- [TASK PROMPT]
Look through the data below. Pick out the lines holding the string "employees".

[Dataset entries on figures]
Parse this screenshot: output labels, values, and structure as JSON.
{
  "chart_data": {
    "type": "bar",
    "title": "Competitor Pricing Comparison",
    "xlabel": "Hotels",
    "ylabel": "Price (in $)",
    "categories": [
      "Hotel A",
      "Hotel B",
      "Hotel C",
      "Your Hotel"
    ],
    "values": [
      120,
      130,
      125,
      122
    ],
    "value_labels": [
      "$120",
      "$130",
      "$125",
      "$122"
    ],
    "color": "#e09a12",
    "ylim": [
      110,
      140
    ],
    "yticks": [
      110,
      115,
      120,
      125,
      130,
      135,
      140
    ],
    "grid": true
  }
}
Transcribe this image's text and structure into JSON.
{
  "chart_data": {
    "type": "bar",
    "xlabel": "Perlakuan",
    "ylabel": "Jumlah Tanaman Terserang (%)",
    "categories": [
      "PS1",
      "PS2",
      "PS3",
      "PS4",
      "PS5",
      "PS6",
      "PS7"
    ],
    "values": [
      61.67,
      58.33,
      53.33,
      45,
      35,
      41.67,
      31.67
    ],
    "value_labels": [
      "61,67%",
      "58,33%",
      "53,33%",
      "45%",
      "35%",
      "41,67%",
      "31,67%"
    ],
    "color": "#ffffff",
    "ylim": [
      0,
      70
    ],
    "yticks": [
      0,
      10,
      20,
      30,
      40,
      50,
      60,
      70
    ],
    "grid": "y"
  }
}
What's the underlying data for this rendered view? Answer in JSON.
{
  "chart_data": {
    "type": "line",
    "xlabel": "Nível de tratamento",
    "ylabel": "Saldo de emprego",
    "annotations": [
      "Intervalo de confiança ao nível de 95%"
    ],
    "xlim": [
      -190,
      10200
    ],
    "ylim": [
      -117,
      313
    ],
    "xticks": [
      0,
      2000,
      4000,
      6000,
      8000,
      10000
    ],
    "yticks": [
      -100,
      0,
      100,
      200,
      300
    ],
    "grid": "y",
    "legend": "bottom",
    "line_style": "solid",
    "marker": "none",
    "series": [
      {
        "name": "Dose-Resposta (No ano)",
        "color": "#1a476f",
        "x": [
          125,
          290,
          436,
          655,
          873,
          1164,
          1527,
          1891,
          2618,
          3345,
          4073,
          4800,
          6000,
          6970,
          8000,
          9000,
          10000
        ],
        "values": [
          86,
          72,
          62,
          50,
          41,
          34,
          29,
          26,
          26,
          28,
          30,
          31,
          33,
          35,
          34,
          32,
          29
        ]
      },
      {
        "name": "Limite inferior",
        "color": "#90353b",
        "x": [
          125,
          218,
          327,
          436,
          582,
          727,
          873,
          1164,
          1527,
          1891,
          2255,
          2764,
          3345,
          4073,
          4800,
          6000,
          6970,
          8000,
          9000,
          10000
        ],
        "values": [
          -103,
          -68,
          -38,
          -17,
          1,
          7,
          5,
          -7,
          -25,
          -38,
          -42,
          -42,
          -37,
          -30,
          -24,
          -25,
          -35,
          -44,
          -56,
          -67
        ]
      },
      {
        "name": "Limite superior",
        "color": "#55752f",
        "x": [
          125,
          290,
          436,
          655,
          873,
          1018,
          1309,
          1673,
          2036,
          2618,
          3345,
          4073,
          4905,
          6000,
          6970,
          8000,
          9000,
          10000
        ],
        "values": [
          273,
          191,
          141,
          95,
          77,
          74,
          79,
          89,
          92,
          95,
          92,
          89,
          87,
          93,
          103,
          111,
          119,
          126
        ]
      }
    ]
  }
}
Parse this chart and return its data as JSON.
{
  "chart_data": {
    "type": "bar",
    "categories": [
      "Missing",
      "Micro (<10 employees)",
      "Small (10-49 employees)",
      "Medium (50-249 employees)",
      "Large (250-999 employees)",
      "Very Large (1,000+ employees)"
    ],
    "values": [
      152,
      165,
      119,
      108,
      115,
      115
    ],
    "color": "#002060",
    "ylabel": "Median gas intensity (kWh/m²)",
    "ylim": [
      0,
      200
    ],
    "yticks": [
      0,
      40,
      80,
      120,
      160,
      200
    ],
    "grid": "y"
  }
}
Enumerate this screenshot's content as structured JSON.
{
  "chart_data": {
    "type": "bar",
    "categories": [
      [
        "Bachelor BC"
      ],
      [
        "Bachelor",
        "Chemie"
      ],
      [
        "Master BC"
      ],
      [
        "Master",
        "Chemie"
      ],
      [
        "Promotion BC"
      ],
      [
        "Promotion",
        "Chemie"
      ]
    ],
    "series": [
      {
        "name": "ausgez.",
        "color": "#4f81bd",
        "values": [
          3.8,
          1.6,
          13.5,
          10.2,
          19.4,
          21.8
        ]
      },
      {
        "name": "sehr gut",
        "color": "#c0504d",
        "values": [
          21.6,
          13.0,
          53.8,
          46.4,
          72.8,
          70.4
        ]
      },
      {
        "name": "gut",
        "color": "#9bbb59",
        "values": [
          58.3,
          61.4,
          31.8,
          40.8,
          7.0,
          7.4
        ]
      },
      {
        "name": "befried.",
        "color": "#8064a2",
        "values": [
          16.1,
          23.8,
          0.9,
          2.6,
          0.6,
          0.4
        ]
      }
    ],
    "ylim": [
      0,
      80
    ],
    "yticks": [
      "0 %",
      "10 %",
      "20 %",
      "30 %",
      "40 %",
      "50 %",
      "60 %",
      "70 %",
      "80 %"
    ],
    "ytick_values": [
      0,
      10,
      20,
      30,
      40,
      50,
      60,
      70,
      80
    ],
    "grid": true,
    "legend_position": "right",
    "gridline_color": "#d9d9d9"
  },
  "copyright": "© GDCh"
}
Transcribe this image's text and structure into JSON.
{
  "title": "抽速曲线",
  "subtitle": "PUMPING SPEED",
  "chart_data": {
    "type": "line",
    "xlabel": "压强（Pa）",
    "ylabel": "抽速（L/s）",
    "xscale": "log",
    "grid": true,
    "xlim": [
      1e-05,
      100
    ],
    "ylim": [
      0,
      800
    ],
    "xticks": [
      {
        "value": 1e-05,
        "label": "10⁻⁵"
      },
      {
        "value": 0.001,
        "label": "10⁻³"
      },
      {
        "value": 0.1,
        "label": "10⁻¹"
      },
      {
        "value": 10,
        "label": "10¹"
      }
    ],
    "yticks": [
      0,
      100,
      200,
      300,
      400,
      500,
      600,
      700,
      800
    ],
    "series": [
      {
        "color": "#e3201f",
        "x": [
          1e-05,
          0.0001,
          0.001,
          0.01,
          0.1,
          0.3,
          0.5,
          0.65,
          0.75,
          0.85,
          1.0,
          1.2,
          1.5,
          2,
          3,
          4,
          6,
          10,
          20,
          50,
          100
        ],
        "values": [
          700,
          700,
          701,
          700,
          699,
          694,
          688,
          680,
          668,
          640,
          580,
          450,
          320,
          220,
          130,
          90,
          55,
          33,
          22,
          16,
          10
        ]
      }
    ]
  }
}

- [WRITTEN ANSWER]
      "Micro (<10 employees)",
      "Small (10-49 employees)",
      "Medium (50-249 employees)",
      "Large (250-999 employees)",
      "Very Large (1,000+ employees)"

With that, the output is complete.